Goal:
Give the data a second time, exactly and in full.

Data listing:
○ ○ ○ ○ ○ ○ ○

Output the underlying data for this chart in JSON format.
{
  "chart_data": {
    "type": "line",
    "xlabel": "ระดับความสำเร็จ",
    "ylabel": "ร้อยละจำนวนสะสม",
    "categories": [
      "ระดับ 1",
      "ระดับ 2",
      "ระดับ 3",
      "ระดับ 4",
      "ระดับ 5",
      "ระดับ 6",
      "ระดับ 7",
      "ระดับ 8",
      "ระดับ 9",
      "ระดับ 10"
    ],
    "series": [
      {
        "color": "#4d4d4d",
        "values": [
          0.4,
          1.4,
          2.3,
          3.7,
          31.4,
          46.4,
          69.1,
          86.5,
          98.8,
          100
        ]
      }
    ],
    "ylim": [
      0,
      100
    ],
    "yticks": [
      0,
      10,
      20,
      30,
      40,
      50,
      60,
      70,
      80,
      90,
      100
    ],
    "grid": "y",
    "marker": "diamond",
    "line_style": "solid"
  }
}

○ ○ ○ ○ ○ ○ ○

Task solution:
Output the underlying data for this chart in JSON format.
{
  "chart_data": {
    "type": "line",
    "xlabel": "ระดับความสำเร็จ",
    "ylabel": "ร้อยละจำนวนสะสม",
    "categories": [
      "ระดับ 1",
      "ระดับ 2",
      "ระดับ 3",
      "ระดับ 4",
      "ระดับ 5",
      "ระดับ 6",
      "ระดับ 7",
      "ระดับ 8",
      "ระดับ 9",
      "ระดับ 10"
    ],
    "series": [
      {
        "color": "#4d4d4d",
        "values": [
          0.4,
          1.4,
          2.3,
          3.7,
          31.4,
          46.4,
          69.1,
          86.5,
          98.8,
          100
        ]
      }
    ],
    "ylim": [
      0,
      100
    ],
    "yticks": [
      0,
      10,
      20,
      30,
      40,
      50,
      60,
      70,
      80,
      90,
      100
    ],
    "grid": "y",
    "marker": "diamond",
    "line_style": "solid"
  }
}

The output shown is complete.